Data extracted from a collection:
═══

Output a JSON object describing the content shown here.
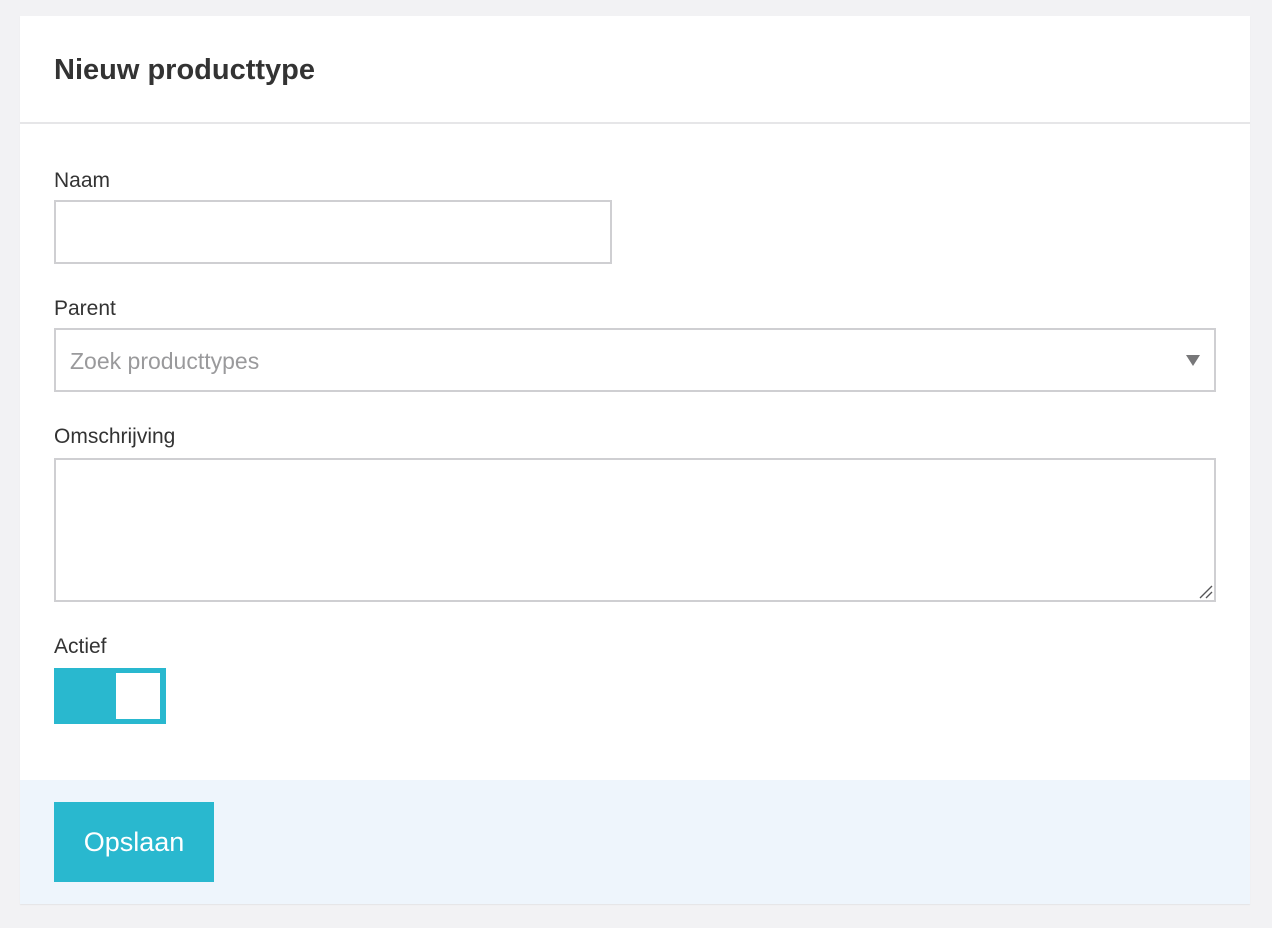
{
  "header": {
    "title": "Nieuw producttype"
  },
  "form": {
    "name": {
      "label": "Naam",
      "value": ""
    },
    "parent": {
      "label": "Parent",
      "placeholder": "Zoek producttypes"
    },
    "description": {
      "label": "Omschrijving",
      "value": ""
    },
    "active": {
      "label": "Actief",
      "checked": true
    }
  },
  "footer": {
    "save_label": "Opslaan"
  },
  "icons": {
    "select_arrow": "chevron-down-icon",
    "resize": "resize-handle-icon"
  },
  "colors": {
    "accent": "#29b8cf",
    "footer_background": "#eef5fc",
    "page_background": "#f2f2f4",
    "border": "#cfcfd2",
    "text": "#333333",
    "placeholder": "#9a9a9c"
  }
}
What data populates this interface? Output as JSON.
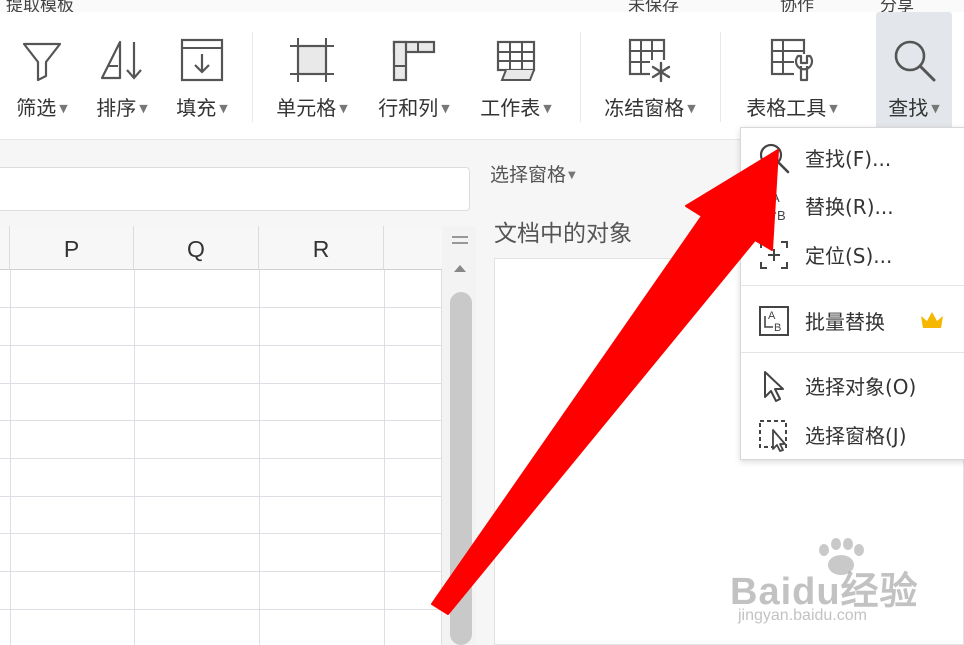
{
  "top_strip": {
    "left_text": "提取模板",
    "mid_text": "未保存",
    "mid2_text": "协作",
    "right_text": "分享"
  },
  "toolbar": {
    "tools": [
      {
        "label": "筛选",
        "icon": "filter-icon"
      },
      {
        "label": "排序",
        "icon": "sort-icon"
      },
      {
        "label": "填充",
        "icon": "fill-icon"
      },
      {
        "label": "单元格",
        "icon": "cell-icon"
      },
      {
        "label": "行和列",
        "icon": "rows-columns-icon"
      },
      {
        "label": "工作表",
        "icon": "worksheet-icon"
      },
      {
        "label": "冻结窗格",
        "icon": "freeze-panes-icon"
      },
      {
        "label": "表格工具",
        "icon": "table-tools-icon"
      },
      {
        "label": "查找",
        "icon": "search-icon"
      }
    ]
  },
  "sheet": {
    "columns": [
      "P",
      "Q",
      "R"
    ]
  },
  "pane": {
    "header": "选择窗格",
    "title": "文档中的对象"
  },
  "find_menu": {
    "items": [
      {
        "label": "查找(F)...",
        "icon": "search-icon"
      },
      {
        "label": "替换(R)...",
        "icon": "replace-icon"
      },
      {
        "label": "定位(S)...",
        "icon": "locate-icon"
      },
      {
        "label": "批量替换",
        "icon": "batch-replace-icon",
        "badge": "crown-icon"
      },
      {
        "label": "选择对象(O)",
        "icon": "cursor-icon"
      },
      {
        "label": "选择窗格(J)",
        "icon": "selection-pane-icon"
      }
    ]
  },
  "colors": {
    "arrow": "#ff0000",
    "crown": "#f5b700",
    "active_tool_bg": "#e3e6ea"
  },
  "watermark": {
    "brand": "Baidu经验",
    "url": "jingyan.baidu.com"
  }
}
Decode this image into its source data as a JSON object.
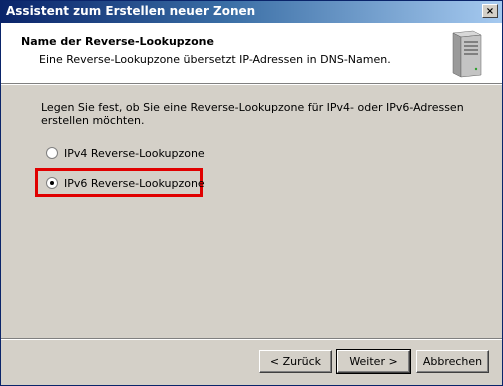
{
  "window": {
    "title": "Assistent zum Erstellen neuer Zonen",
    "close_glyph": "×"
  },
  "header": {
    "title": "Name der Reverse-Lookupzone",
    "subtitle": "Eine Reverse-Lookupzone übersetzt IP-Adressen in DNS-Namen.",
    "icon": "server-icon"
  },
  "content": {
    "intro": "Legen Sie fest, ob Sie eine Reverse-Lookupzone für IPv4- oder IPv6-Adressen erstellen möchten.",
    "options": [
      {
        "label": "IPv4 Reverse-Lookupzone",
        "selected": false
      },
      {
        "label": "IPv6 Reverse-Lookupzone",
        "selected": true
      }
    ],
    "highlight_color": "#e00000"
  },
  "buttons": {
    "back": "< Zurück",
    "next": "Weiter >",
    "cancel": "Abbrechen"
  }
}
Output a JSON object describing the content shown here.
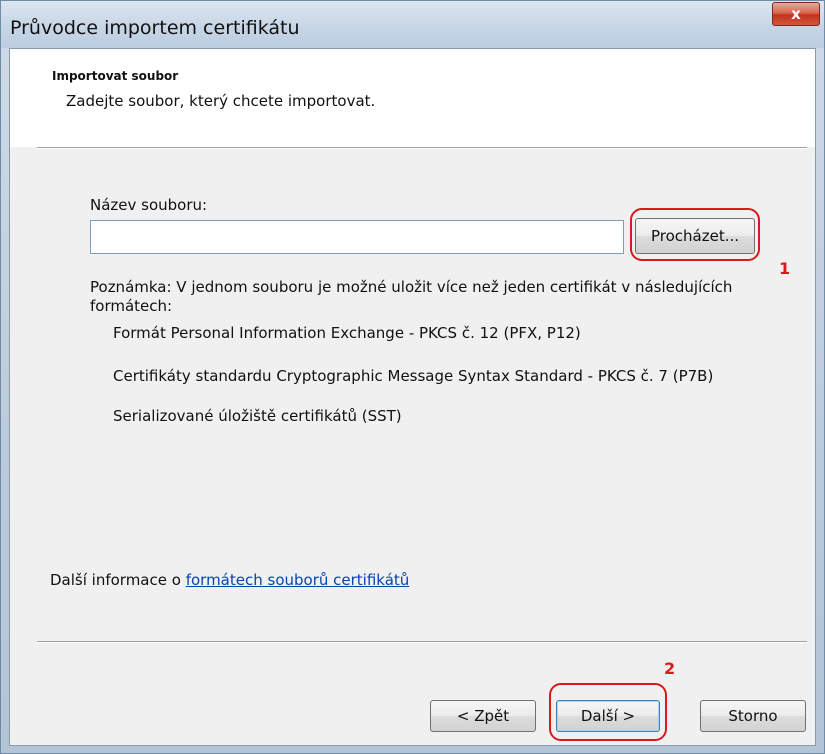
{
  "window": {
    "title": "Průvodce importem certifikátu",
    "close_symbol": "x"
  },
  "header": {
    "title": "Importovat soubor",
    "subtitle": "Zadejte soubor, který chcete importovat."
  },
  "file": {
    "label": "Název souboru:",
    "value": "",
    "browse_label": "Procházet..."
  },
  "note": {
    "line1": "Poznámka: V jednom souboru je možné uložit více než jeden certifikát v následujících",
    "line2": "formátech:",
    "formats": [
      "Formát Personal Information Exchange - PKCS č. 12 (PFX, P12)",
      "Certifikáty standardu Cryptographic Message Syntax Standard - PKCS č. 7 (P7B)",
      "Serializované úložiště certifikátů (SST)"
    ]
  },
  "more_info": {
    "prefix": "Další informace o ",
    "link": "formátech souborů certifikátů"
  },
  "footer": {
    "back_label": "< Zpět",
    "next_label": "Další >",
    "cancel_label": "Storno"
  },
  "annotations": {
    "marker1": "1",
    "marker2": "2",
    "color": "#d81a1a"
  }
}
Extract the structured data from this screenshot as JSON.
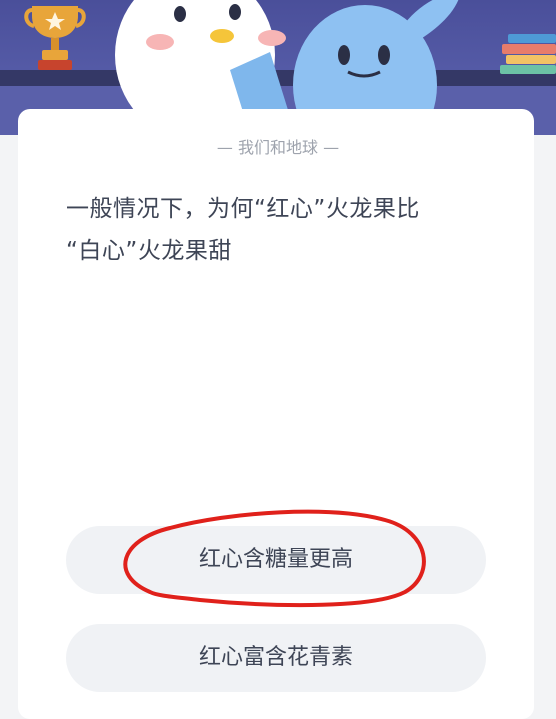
{
  "quiz": {
    "section_title": "— 我们和地球 —",
    "question_line1": "一般情况下，为何“红心”火龙果比",
    "question_line2": "“白心”火龙果甜",
    "options": [
      {
        "label": "红心含糖量更高"
      },
      {
        "label": "红心富含花青素"
      }
    ]
  },
  "colors": {
    "hero_bg": "#4a4f9a",
    "card_bg": "#ffffff",
    "option_bg": "#f0f2f5",
    "text": "#3e4556",
    "muted": "#9ea3ad",
    "annotation": "#e0211b"
  },
  "icons": [
    "trophy-icon",
    "books-icon",
    "mascot-penguin",
    "mascot-blue-rabbit"
  ]
}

═══

Stated goal: Repeat the listing verbatim. Skip the pictures.

Solution:
Output a JSON object describing the content shown here.
{
  "header": {
    "title": "Nieuw producttype"
  },
  "form": {
    "name": {
      "label": "Naam",
      "value": ""
    },
    "parent": {
      "label": "Parent",
      "placeholder": "Zoek producttypes"
    },
    "description": {
      "label": "Omschrijving",
      "value": ""
    },
    "active": {
      "label": "Actief",
      "checked": true
    }
  },
  "footer": {
    "save_label": "Opslaan"
  },
  "icons": {
    "select_arrow": "chevron-down-icon",
    "resize": "resize-handle-icon"
  },
  "colors": {
    "accent": "#29b8cf",
    "footer_background": "#eef5fc",
    "page_background": "#f2f2f4",
    "border": "#cfcfd2",
    "text": "#333333",
    "placeholder": "#9a9a9c"
  }
}
What data populates this interface? Output as JSON.
{
  "top_strip": {
    "left_text": "提取模板",
    "mid_text": "未保存",
    "mid2_text": "协作",
    "right_text": "分享"
  },
  "toolbar": {
    "tools": [
      {
        "label": "筛选",
        "icon": "filter-icon"
      },
      {
        "label": "排序",
        "icon": "sort-icon"
      },
      {
        "label": "填充",
        "icon": "fill-icon"
      },
      {
        "label": "单元格",
        "icon": "cell-icon"
      },
      {
        "label": "行和列",
        "icon": "rows-columns-icon"
      },
      {
        "label": "工作表",
        "icon": "worksheet-icon"
      },
      {
        "label": "冻结窗格",
        "icon": "freeze-panes-icon"
      },
      {
        "label": "表格工具",
        "icon": "table-tools-icon"
      },
      {
        "label": "查找",
        "icon": "search-icon"
      }
    ]
  },
  "sheet": {
    "columns": [
      "P",
      "Q",
      "R"
    ]
  },
  "pane": {
    "header": "选择窗格",
    "title": "文档中的对象"
  },
  "find_menu": {
    "items": [
      {
        "label": "查找(F)...",
        "icon": "search-icon"
      },
      {
        "label": "替换(R)...",
        "icon": "replace-icon"
      },
      {
        "label": "定位(S)...",
        "icon": "locate-icon"
      },
      {
        "label": "批量替换",
        "icon": "batch-replace-icon",
        "badge": "crown-icon"
      },
      {
        "label": "选择对象(O)",
        "icon": "cursor-icon"
      },
      {
        "label": "选择窗格(J)",
        "icon": "selection-pane-icon"
      }
    ]
  },
  "colors": {
    "arrow": "#ff0000",
    "crown": "#f5b700",
    "active_tool_bg": "#e3e6ea"
  },
  "watermark": {
    "brand": "Baidu经验",
    "url": "jingyan.baidu.com"
  }
}
Decode this image into its source data as a JSON object.
{
  "window": {
    "title": "Assistent zum Erstellen neuer Zonen",
    "close_glyph": "×"
  },
  "header": {
    "title": "Name der Reverse-Lookupzone",
    "subtitle": "Eine Reverse-Lookupzone übersetzt IP-Adressen in DNS-Namen.",
    "icon": "server-icon"
  },
  "content": {
    "intro": "Legen Sie fest, ob Sie eine Reverse-Lookupzone für IPv4- oder IPv6-Adressen erstellen möchten.",
    "options": [
      {
        "label": "IPv4 Reverse-Lookupzone",
        "selected": false
      },
      {
        "label": "IPv6 Reverse-Lookupzone",
        "selected": true
      }
    ],
    "highlight_color": "#e00000"
  },
  "buttons": {
    "back": "< Zurück",
    "next": "Weiter >",
    "cancel": "Abbrechen"
  }
}
Output a JSON object describing the content shown here.
{
  "window": {
    "title": "Průvodce importem certifikátu",
    "close_symbol": "x"
  },
  "header": {
    "title": "Importovat soubor",
    "subtitle": "Zadejte soubor, který chcete importovat."
  },
  "file": {
    "label": "Název souboru:",
    "value": "",
    "browse_label": "Procházet..."
  },
  "note": {
    "line1": "Poznámka: V jednom souboru je možné uložit více než jeden certifikát v následujících",
    "line2": "formátech:",
    "formats": [
      "Formát Personal Information Exchange - PKCS č. 12 (PFX, P12)",
      "Certifikáty standardu Cryptographic Message Syntax Standard - PKCS č. 7 (P7B)",
      "Serializované úložiště certifikátů (SST)"
    ]
  },
  "more_info": {
    "prefix": "Další informace o ",
    "link": "formátech souborů certifikátů"
  },
  "footer": {
    "back_label": "< Zpět",
    "next_label": "Další >",
    "cancel_label": "Storno"
  },
  "annotations": {
    "marker1": "1",
    "marker2": "2",
    "color": "#d81a1a"
  }
}
Extract the structured data from this screenshot as JSON.
{
  "quiz": {
    "section_title": "— 我们和地球 —",
    "question_line1": "一般情况下，为何“红心”火龙果比",
    "question_line2": "“白心”火龙果甜",
    "options": [
      {
        "label": "红心含糖量更高"
      },
      {
        "label": "红心富含花青素"
      }
    ]
  },
  "colors": {
    "hero_bg": "#4a4f9a",
    "card_bg": "#ffffff",
    "option_bg": "#f0f2f5",
    "text": "#3e4556",
    "muted": "#9ea3ad",
    "annotation": "#e0211b"
  },
  "icons": [
    "trophy-icon",
    "books-icon",
    "mascot-penguin",
    "mascot-blue-rabbit"
  ]
}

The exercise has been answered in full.